A License to Kill
We have two archetypes for what a spy should look like in the Sixties. One is a cold, glamorous man of action. One is a convivial, clever bureaucrat. If First Class is a movie about espionage in the Sixties, which of its protagonist goes into which role?
Lensherr is clearly modeled after James Bond. In the first act, he does the most traveling: from Switzerland to Argentina to Miami. He operates without a network and extracts information from his targets by the most direct and painful means available. He’s not a psychopath, but he gets a frisson of pleasure out of seeing Nazis and Nazi collaborators squirm. And he always dresses the part: tight polo shirt in the pampas of Argentina, crisp grey suit in Switzerland.
(I have to credit Double-0 Section for the above image, as well as pointing out its parallel to Connery’s attire in From Russia With Love. The author touts Fassbender as a replacement for Daniel Craig in the Bond franchise. I say why not? And give James Bond magnetic powers while we’re at it)
While Xavier isn’t as obviously a parallel to Harry Palmer, the shoe still fits. Xavier is a clear antithesis to the obsessed Lensherr, and Palmer was designed as an antithesis to Bond. Xavier makes friends: the co-ed in the bar, his adopted sister Raven, Moira McTaggart and (later) the rest of the first class at the Xavier School. Xavier also plays well with a bureaucracy, putting the fears of the CIA directors at ease and bringing his recruited mutants to the Agency’s secret facility. He prefers not to use force, even shying away from killing Shaw in the end. He’s not a torturer or a fighter like Lensherr is.

::::::::::

Written problem A: From the listing, return the lines exactly as they appear, beginning with the line containing "select-button[interactable]: 选择(L) (102, 362, 151, 392)" and ending after the line containing "column-header-ping[interactable]: Ping (ms)".

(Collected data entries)
::::::::::

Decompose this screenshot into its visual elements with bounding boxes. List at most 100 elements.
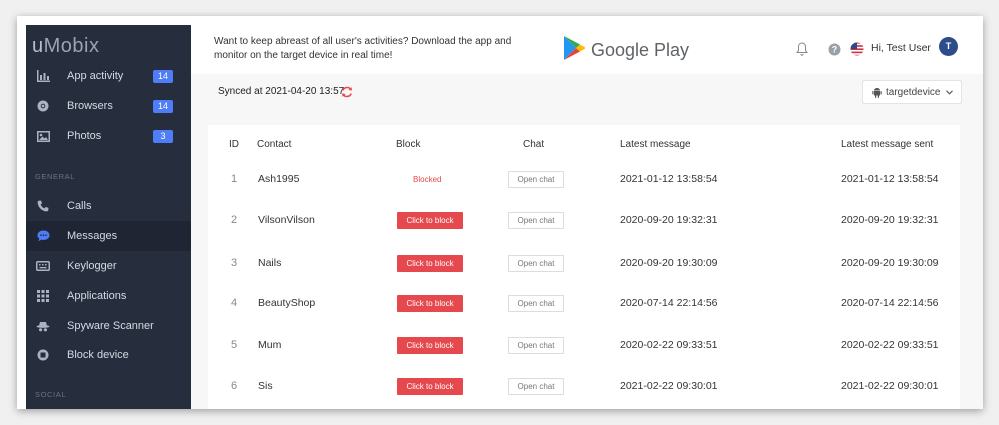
bell-icon[interactable]	[794, 41, 810, 57]
row-id: 2	[231, 214, 238, 226]
open-chat-button[interactable]: Open chat	[508, 254, 564, 272]
sidebar-item-messages[interactable]: Messages	[26, 221, 191, 251]
sidebar-item-label: Messages	[67, 230, 118, 242]
click-to-block-button[interactable]: Click to block	[397, 211, 463, 229]
latest-message-sent: 2020-07-14 22:14:56	[841, 297, 939, 309]
device-name: targetdevice	[886, 86, 941, 98]
blocked-status: Blocked	[413, 174, 442, 184]
sidebar-item-applications[interactable]: Applications	[26, 281, 191, 311]
open-chat-button[interactable]: Open chat	[508, 377, 564, 395]
contact-name: VilsonVilson	[258, 214, 315, 226]
sidebar-item-app-activity[interactable]: App activity 14	[26, 61, 191, 91]
column-header-latest-message: Latest message	[620, 139, 691, 150]
sidebar-item-label: Spyware Scanner	[67, 320, 154, 332]
column-header-block: Block	[396, 139, 421, 150]
sidebar-item-spyware-scanner[interactable]: Spyware Scanner	[26, 311, 191, 341]
chat-cell: Open chat	[508, 366, 564, 406]
sidebar-item-label: Block device	[67, 349, 129, 361]
column-header-id: ID	[229, 139, 239, 150]
latest-message-sent: 2021-02-22 09:30:01	[841, 380, 939, 392]
column-header-contact: Contact	[257, 139, 292, 150]
google-play-link[interactable]: Google Play	[563, 33, 689, 67]
app-window: uMobix App activity 14 Browsers 14 Photo…	[17, 16, 983, 409]
chat-cell: Open chat	[508, 325, 564, 365]
logo-u: u	[32, 35, 44, 57]
sidebar-item-label: App activity	[67, 70, 124, 82]
latest-message-sent: 2020-02-22 09:33:51	[841, 339, 939, 351]
top-header: Want to keep abreast of all user's activ…	[191, 25, 983, 75]
chat-cell: Open chat	[508, 283, 564, 323]
spy-hat-icon	[36, 319, 50, 333]
table-row: 6 Sis Click to block Open chat 2021-02-22 09…	[208, 366, 960, 406]
row-id: 1	[231, 173, 238, 185]
chart-icon	[36, 69, 50, 83]
click-to-block-button[interactable]: Click to block	[397, 377, 463, 395]
phone-icon	[36, 199, 50, 213]
open-chat-button[interactable]: Open chat	[508, 294, 564, 312]
avatar[interactable]: T	[939, 37, 958, 56]
synced-status: Synced at 2021-04-20 13:57	[218, 86, 345, 97]
latest-message: 2020-09-20 19:30:09	[620, 257, 718, 269]
sidebar-item-keylogger[interactable]: Keylogger	[26, 251, 191, 281]
block-cell: Click to block	[397, 243, 463, 283]
contact-name: Sis	[258, 380, 273, 392]
row-id: 4	[231, 297, 238, 309]
block-cell: Click to block	[397, 200, 463, 240]
block-icon	[36, 348, 50, 362]
chevron-down-icon	[946, 89, 954, 95]
row-id: 5	[231, 339, 238, 351]
column-header-chat: Chat	[523, 139, 545, 150]
android-icon	[872, 87, 882, 98]
sidebar-item-photos[interactable]: Photos 3	[26, 121, 191, 151]
help-icon[interactable]: ?	[826, 41, 842, 57]
sidebar: uMobix App activity 14 Browsers 14 Photo…	[26, 25, 191, 409]
click-to-block-button[interactable]: Click to block	[397, 254, 463, 272]
row-id: 3	[231, 257, 238, 269]
contact-name: Mum	[258, 339, 282, 351]
count-badge: 14	[153, 69, 173, 83]
chat-cell: Open chat	[508, 243, 564, 283]
block-cell: Click to block	[397, 283, 463, 323]
refresh-icon[interactable]	[341, 85, 353, 98]
latest-message: 2020-02-22 09:33:51	[620, 339, 718, 351]
block-cell: Click to block	[397, 366, 463, 406]
google-play-label: Google Play	[591, 39, 690, 60]
user-greeting: Hi, Test User	[871, 42, 931, 54]
contact-name: BeautyShop	[258, 297, 316, 309]
open-chat-button[interactable]: Open chat	[508, 336, 564, 354]
click-to-block-button[interactable]: Click to block	[397, 294, 463, 312]
open-chat-button[interactable]: Open chat	[508, 170, 564, 188]
section-label-general: GENERAL	[35, 172, 76, 181]
sidebar-item-block-device[interactable]: Block device	[26, 340, 191, 370]
device-selector[interactable]: targetdevice	[862, 80, 962, 104]
click-to-block-button[interactable]: Click to block	[397, 336, 463, 354]
section-label-social: SOCIAL	[35, 390, 67, 399]
us-flag-icon[interactable]	[849, 41, 865, 57]
table-row: 4 BeautyShop Click to block Open chat 2020-0…	[208, 283, 960, 323]
latest-message: 2021-01-12 13:58:54	[620, 173, 718, 185]
keyboard-icon	[36, 259, 50, 273]
sidebar-item-browsers[interactable]: Browsers 14	[26, 91, 191, 121]
open-chat-button[interactable]: Open chat	[508, 211, 564, 229]
apps-grid-icon	[36, 289, 50, 303]
logo-rest: Mobix	[43, 35, 100, 57]
sidebar-item-label: Applications	[67, 290, 127, 302]
latest-message-sent: 2021-01-12 13:58:54	[841, 173, 939, 185]
browser-icon	[36, 99, 50, 113]
contact-name: Nails	[258, 257, 282, 269]
google-play-icon	[563, 35, 586, 66]
sync-bar: Synced at 2021-04-20 13:57 targetdevice	[191, 74, 983, 110]
column-header-latest-message-sent: Latest message sent	[841, 139, 934, 150]
block-cell: Click to block	[397, 325, 463, 365]
app-logo[interactable]: uMobix	[32, 35, 99, 58]
table-row: 1 Ash1995 Blocked Open chat 2021-01-12 13:58…	[208, 159, 960, 199]
latest-message: 2021-02-22 09:30:01	[620, 380, 718, 392]
svg-text:?: ?	[831, 44, 837, 54]
latest-message: 2020-09-20 19:32:31	[620, 214, 718, 226]
table-row: 2 VilsonVilson Click to block Open chat 2020…	[208, 200, 960, 240]
chat-bubble-icon	[36, 229, 50, 243]
latest-message: 2020-07-14 22:14:56	[620, 297, 718, 309]
chat-cell: Open chat	[508, 159, 564, 199]
sidebar-item-calls[interactable]: Calls	[26, 191, 191, 221]
count-badge: 14	[153, 99, 173, 113]
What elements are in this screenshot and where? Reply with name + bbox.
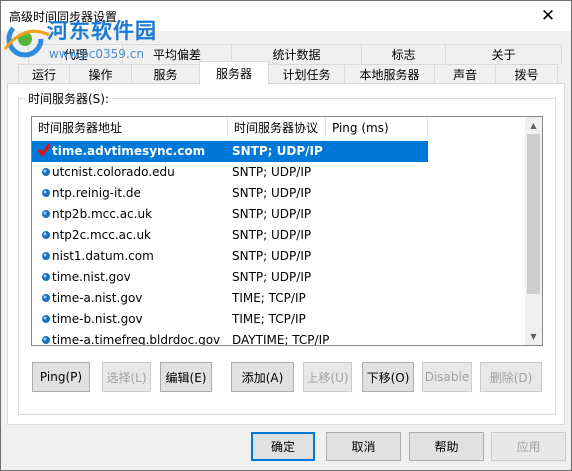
select-button[interactable]: 选择(L) (102, 362, 151, 392)
server-row[interactable]: nist1.datum.com SNTP; UDP/IP (32, 246, 428, 267)
move-down-button[interactable]: 下移(O) (362, 362, 414, 392)
server-row[interactable]: time-a.nist.gov TIME; TCP/IP (32, 288, 428, 309)
checkmark-icon (37, 143, 51, 157)
column-header-ping[interactable]: Ping (ms) (326, 117, 428, 139)
server-dot-icon (42, 252, 50, 260)
delete-button-label: 删除(D) (489, 370, 533, 385)
server-list[interactable]: 时间服务器地址 时间服务器协议 Ping (ms) time.advtimesy… (31, 116, 543, 346)
server-protocol: SNTP; UDP/IP (232, 228, 312, 242)
delete-button[interactable]: 删除(D) (480, 362, 542, 392)
server-dot-icon (42, 189, 50, 197)
server-row[interactable]: utcnist.colorado.edu SNTP; UDP/IP (32, 162, 428, 183)
add-button-label: 添加(A) (241, 370, 284, 385)
server-protocol: SNTP; UDP/IP (232, 270, 312, 284)
server-row[interactable]: time-a.timefreq.bldrdoc.gov DAYTIME; TCP/… (32, 330, 428, 346)
select-button-label: 选择(L) (106, 370, 147, 385)
watermark-name: 河东软件园 (47, 19, 157, 43)
column-header-address[interactable]: 时间服务器地址 (32, 117, 228, 139)
server-address: ntp.reinig-it.de (52, 186, 141, 200)
server-dot-icon (42, 231, 50, 239)
apply-button[interactable]: 应用 (491, 432, 566, 461)
tab-about[interactable]: 关于 (445, 44, 562, 64)
server-dot-icon (42, 294, 50, 302)
tab-flags[interactable]: 标志 (361, 44, 446, 64)
server-protocol: SNTP; UDP/IP (232, 249, 312, 263)
server-dot-icon (42, 168, 50, 176)
server-dot-icon (42, 315, 50, 323)
close-button[interactable]: ✕ (525, 1, 571, 31)
server-row[interactable]: time.advtimesync.com SNTP; UDP/IP (32, 141, 428, 162)
edit-button-label: 编辑(E) (165, 370, 207, 385)
vertical-scrollbar[interactable]: ▲ ▼ (525, 117, 542, 345)
move-up-button[interactable]: 上移(U) (303, 362, 352, 392)
server-address: time-a.nist.gov (52, 291, 143, 305)
server-dot-icon (42, 336, 50, 344)
move-up-button-label: 上移(U) (306, 370, 349, 385)
tab-sound[interactable]: 声音 (434, 64, 496, 84)
tab-label: 本地服务器 (359, 68, 420, 82)
ping-button[interactable]: Ping(P) (32, 362, 90, 392)
disable-button[interactable]: Disable (422, 362, 472, 392)
group-label: 时间服务器(S): (25, 90, 113, 107)
disable-button-label: Disable (424, 370, 470, 384)
watermark-url: www.pc0359.cn (49, 47, 144, 61)
server-protocol: TIME; TCP/IP (232, 291, 306, 305)
server-address: time.nist.gov (52, 270, 131, 284)
tab-label: 声音 (452, 68, 477, 82)
scroll-thumb[interactable] (527, 134, 540, 294)
tab-schedule[interactable]: 计划任务 (268, 64, 345, 84)
server-row[interactable]: ntp.reinig-it.de SNTP; UDP/IP (32, 183, 428, 204)
server-address: time.advtimesync.com (52, 144, 206, 158)
help-button[interactable]: 帮助 (409, 432, 484, 461)
tab-dial[interactable]: 拨号 (495, 64, 558, 84)
add-button[interactable]: 添加(A) (231, 362, 294, 392)
help-button-label: 帮助 (434, 440, 459, 454)
server-address: time-b.nist.gov (52, 312, 143, 326)
server-row[interactable]: time-b.nist.gov TIME; TCP/IP (32, 309, 428, 330)
cancel-button-label: 取消 (351, 440, 376, 454)
edit-button[interactable]: 编辑(E) (160, 362, 212, 392)
server-protocol: TIME; TCP/IP (232, 312, 306, 326)
watermark-logo (3, 20, 50, 58)
tab-servers[interactable]: 服务器 (199, 61, 269, 85)
column-header-protocol[interactable]: 时间服务器协议 (228, 117, 326, 139)
cancel-button[interactable]: 取消 (326, 432, 401, 461)
server-protocol: SNTP; UDP/IP (232, 165, 312, 179)
server-row[interactable]: ntp2b.mcc.ac.uk SNTP; UDP/IP (32, 204, 428, 225)
server-row[interactable]: ntp2c.mcc.ac.uk SNTP; UDP/IP (32, 225, 428, 246)
server-dot-icon (42, 273, 50, 281)
server-protocol: SNTP; UDP/IP (232, 186, 312, 200)
server-protocol: DAYTIME; TCP/IP (232, 333, 330, 346)
server-row[interactable]: time.nist.gov SNTP; UDP/IP (32, 267, 428, 288)
server-protocol: SNTP; UDP/IP (232, 144, 323, 158)
tab-label: 标志 (391, 48, 416, 62)
list-header: 时间服务器地址 时间服务器协议 Ping (ms) (32, 117, 526, 139)
apply-button-label: 应用 (516, 440, 541, 454)
tab-local-server[interactable]: 本地服务器 (344, 64, 435, 84)
move-down-button-label: 下移(O) (366, 370, 410, 385)
ok-button[interactable]: 确定 (251, 432, 315, 461)
server-address: ntp2c.mcc.ac.uk (52, 228, 151, 242)
tab-label: 拨号 (514, 68, 539, 82)
server-address: ntp2b.mcc.ac.uk (52, 207, 153, 221)
ping-button-label: Ping(P) (39, 370, 83, 384)
settings-dialog: 高级时间同步器设置 ✕ 代理 平均偏差 统计数据 标志 关于 运行 操作 服务 … (0, 0, 572, 471)
server-protocol: SNTP; UDP/IP (232, 207, 312, 221)
scroll-down-arrow[interactable]: ▼ (525, 328, 542, 345)
tab-label: 计划任务 (282, 68, 331, 82)
server-dot-icon (42, 210, 50, 218)
scroll-up-arrow[interactable]: ▲ (525, 117, 542, 134)
close-icon: ✕ (540, 6, 556, 26)
server-address: nist1.datum.com (52, 249, 154, 263)
tab-label: 关于 (491, 48, 516, 62)
tab-label: 服务器 (215, 67, 252, 81)
tab-label: 统计数据 (272, 48, 321, 62)
ok-button-label: 确定 (270, 440, 295, 454)
server-address: utcnist.colorado.edu (52, 165, 175, 179)
server-address: time-a.timefreq.bldrdoc.gov (52, 333, 221, 346)
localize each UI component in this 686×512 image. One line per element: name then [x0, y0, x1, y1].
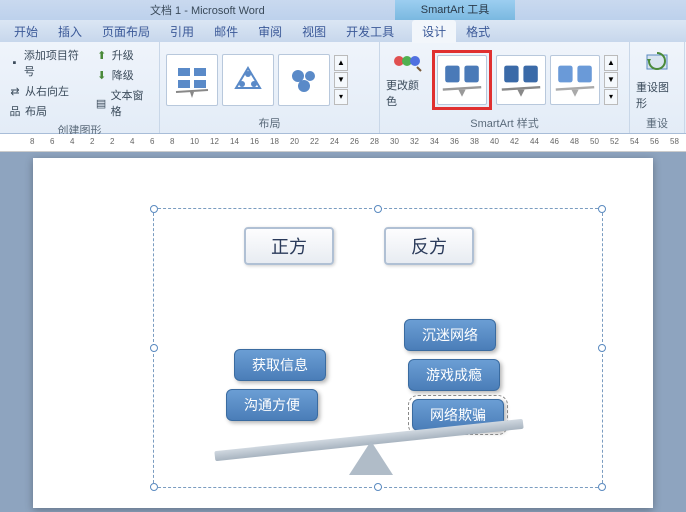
- tab-review[interactable]: 审阅: [248, 20, 292, 43]
- group-reset: 重设图形 重设: [630, 42, 685, 133]
- demote-button[interactable]: ⬇ 降级: [93, 66, 153, 84]
- horizontal-ruler: document.write(JSON.parse(document.getEl…: [0, 134, 686, 152]
- layout-gallery-up[interactable]: ▲: [334, 55, 348, 71]
- reset-graphic-button[interactable]: 重设图形: [636, 49, 678, 111]
- group-smartart-styles: 更改颜色 ▲ ▼ ▾ SmartArt 样式: [380, 42, 630, 133]
- resize-handle[interactable]: [598, 205, 606, 213]
- tab-developer[interactable]: 开发工具: [336, 20, 404, 43]
- smartart-node[interactable]: 获取信息: [234, 349, 326, 381]
- style-option-2[interactable]: [496, 55, 546, 105]
- smartart-node[interactable]: 沉迷网络: [404, 319, 496, 351]
- page: 正方 反方 获取信息 沟通方便 沉迷网络 游戏成瘾 网络欺骗: [33, 158, 653, 508]
- tab-view[interactable]: 视图: [292, 20, 336, 43]
- layout-option-2[interactable]: [222, 54, 274, 106]
- tab-insert[interactable]: 插入: [48, 20, 92, 43]
- document-area: 正方 反方 获取信息 沟通方便 沉迷网络 游戏成瘾 网络欺骗: [0, 152, 686, 512]
- tab-mailings[interactable]: 邮件: [204, 20, 248, 43]
- rtl-icon: ⇄: [8, 84, 22, 98]
- demote-icon: ⬇: [95, 68, 109, 82]
- contextual-tool-title: SmartArt 工具: [395, 0, 515, 20]
- smartart-node[interactable]: 沟通方便: [226, 389, 318, 421]
- style-gallery-down[interactable]: ▼: [604, 72, 618, 88]
- layout-option-3[interactable]: [278, 54, 330, 106]
- text-pane-icon: ▤: [95, 96, 108, 110]
- reset-icon: [643, 49, 671, 77]
- resize-handle[interactable]: [374, 205, 382, 213]
- resize-handle[interactable]: [150, 344, 158, 352]
- balance-title-left[interactable]: 正方: [244, 227, 334, 265]
- style-option-3[interactable]: [550, 55, 600, 105]
- promote-button[interactable]: ⬆ 升级: [93, 46, 153, 64]
- text-pane-button[interactable]: ▤ 文本窗格: [93, 86, 153, 120]
- tab-references[interactable]: 引用: [160, 20, 204, 43]
- balance-fulcrum: [349, 441, 393, 475]
- group-create-graphic: ▪ 添加项目符号 ⇄ 从右向左 品 布局 ⬆ 升级 ⬇: [0, 42, 160, 133]
- layout-gallery-down[interactable]: ▼: [334, 72, 348, 88]
- resize-handle[interactable]: [598, 344, 606, 352]
- add-bullet-button[interactable]: ▪ 添加项目符号: [6, 46, 87, 80]
- style-gallery-more[interactable]: ▾: [604, 89, 618, 105]
- style-gallery-up[interactable]: ▲: [604, 55, 618, 71]
- ribbon: ▪ 添加项目符号 ⇄ 从右向左 品 布局 ⬆ 升级 ⬇: [0, 42, 686, 134]
- resize-handle[interactable]: [150, 483, 158, 491]
- layout-option-1[interactable]: [166, 54, 218, 106]
- tab-page-layout[interactable]: 页面布局: [92, 20, 160, 43]
- document-title: 文档 1 - Microsoft Word: [150, 2, 265, 18]
- colors-icon: [391, 51, 423, 75]
- resize-handle[interactable]: [374, 483, 382, 491]
- smartart-node[interactable]: 游戏成瘾: [408, 359, 500, 391]
- ribbon-tabs: 开始 插入 页面布局 引用 邮件 审阅 视图 开发工具 设计 格式: [0, 20, 686, 42]
- layout-icon: 品: [8, 104, 22, 118]
- group-label-reset: 重设: [636, 113, 678, 131]
- balance-title-right[interactable]: 反方: [384, 227, 474, 265]
- style-option-1[interactable]: [437, 55, 487, 105]
- layout-gallery-more[interactable]: ▾: [334, 89, 348, 105]
- resize-handle[interactable]: [150, 205, 158, 213]
- resize-handle[interactable]: [598, 483, 606, 491]
- layout-button[interactable]: 品 布局: [6, 102, 87, 120]
- tab-design[interactable]: 设计: [412, 20, 456, 43]
- highlighted-style: [432, 50, 492, 110]
- change-colors-button[interactable]: 更改颜色: [386, 51, 428, 109]
- group-label-layout: 布局: [166, 113, 373, 131]
- tab-home[interactable]: 开始: [4, 20, 48, 43]
- rtl-button[interactable]: ⇄ 从右向左: [6, 82, 87, 100]
- title-bar: 文档 1 - Microsoft Word SmartArt 工具: [0, 0, 686, 20]
- promote-icon: ⬆: [95, 48, 109, 62]
- tab-format[interactable]: 格式: [456, 20, 500, 43]
- group-label-styles: SmartArt 样式: [386, 113, 623, 131]
- bullet-icon: ▪: [8, 56, 21, 70]
- group-layout: ▲ ▼ ▾ 布局: [160, 42, 380, 133]
- smartart-graphic[interactable]: 正方 反方 获取信息 沟通方便 沉迷网络 游戏成瘾 网络欺骗: [153, 208, 603, 488]
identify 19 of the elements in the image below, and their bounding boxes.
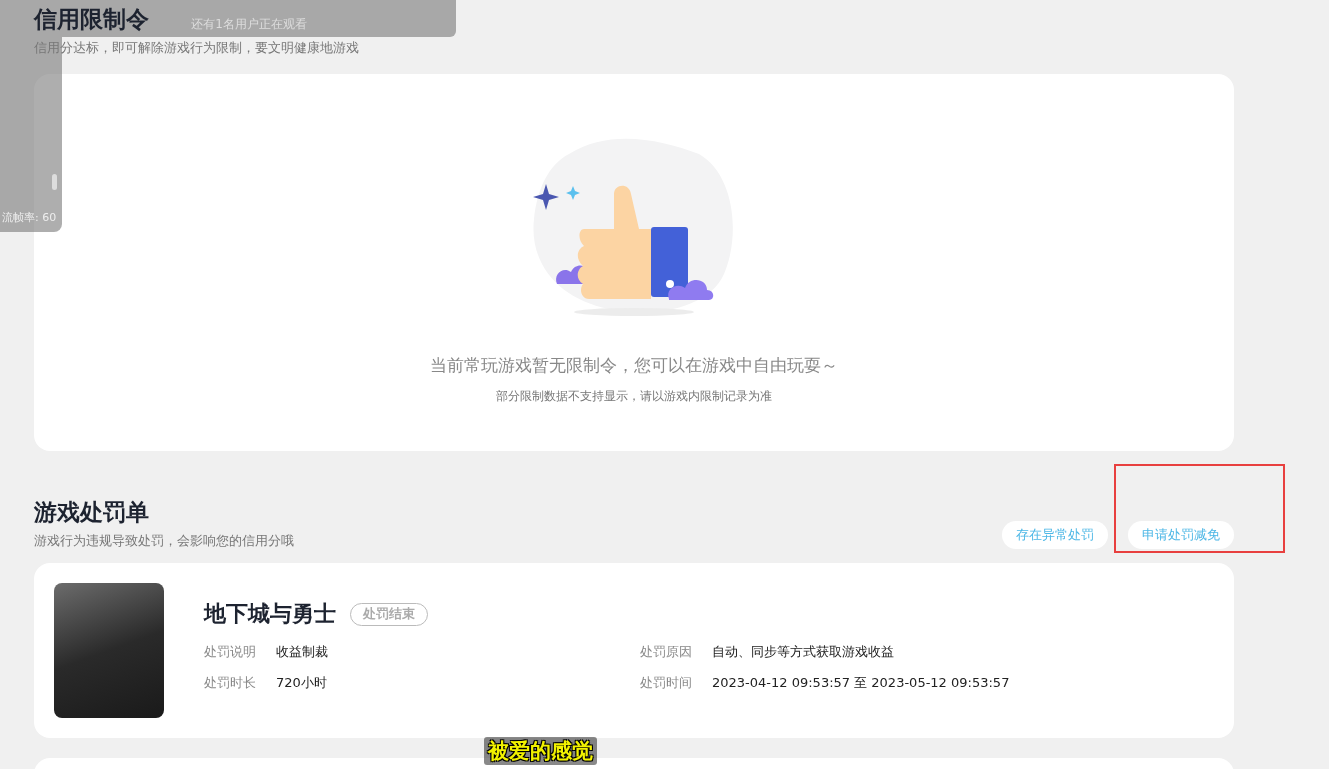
section-title: 信用限制令	[34, 5, 149, 34]
field-label: 处罚时长	[204, 674, 257, 691]
video-caption: 被爱的感觉	[484, 737, 597, 765]
action-button[interactable]: 存在异常处罚	[1002, 521, 1108, 549]
game-name: 地下城与勇士	[204, 600, 336, 628]
empty-note: 部分限制数据不支持显示，请以游戏内限制记录为准	[496, 389, 772, 404]
frame-rate-text: 流帧率: 60	[2, 210, 57, 225]
section-subtitle: 游戏行为违规导致处罚，会影响您的信用分哦	[34, 533, 294, 549]
action-button[interactable]: 申请处罚减免	[1128, 521, 1234, 549]
field-label: 处罚时间	[640, 674, 693, 691]
field-value: 收益制裁	[276, 643, 328, 660]
field-value: 2023-04-12 09:53:57 至 2023-05-12 09:53:57	[712, 674, 1010, 691]
field-label: 处罚原因	[640, 643, 693, 660]
field-value: 自动、同步等方式获取游戏收益	[712, 643, 894, 660]
field-value: 720小时	[276, 674, 327, 691]
scroll-handle[interactable]	[52, 174, 57, 190]
field-label: 处罚说明	[204, 643, 257, 660]
section-title: 游戏处罚单	[34, 498, 149, 527]
empty-message: 当前常玩游戏暂无限制令，您可以在游戏中自由玩耍～	[430, 354, 838, 377]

::::::::::

Written problem B: Rewrite the paragraph of the film essay that begins "Lensherr is clearly modeled after James Bond" as a short bulleted list that keeps its main facts.

Task output A:
select-button[interactable]: 选择(L) (102, 362, 151, 392)
server-row[interactable]: nist1.datum.com SNTP; UDP/IP (32, 246, 428, 267)
move-down-button[interactable]: 下移(O) (362, 362, 414, 392)
server-row[interactable]: time-a.nist.gov TIME; TCP/IP (32, 288, 428, 309)
checkmark-icon (37, 143, 51, 157)
column-header-ping[interactable]: Ping (ms) (326, 117, 428, 139)

Task output B:
- Lensherr is clearly modeled after James Bond.
- In the first act, he travels the most: from Switzerland to Argentina to Miami.
- He works without a network and gets information from his targets by the most direct and painful means available.
- He is not a psychopath, but he takes pleasure in seeing Nazis and Nazi collaborators squirm.
- He always dresses the part: a tight polo shirt in Argentina and a crisp grey suit in Switzerland.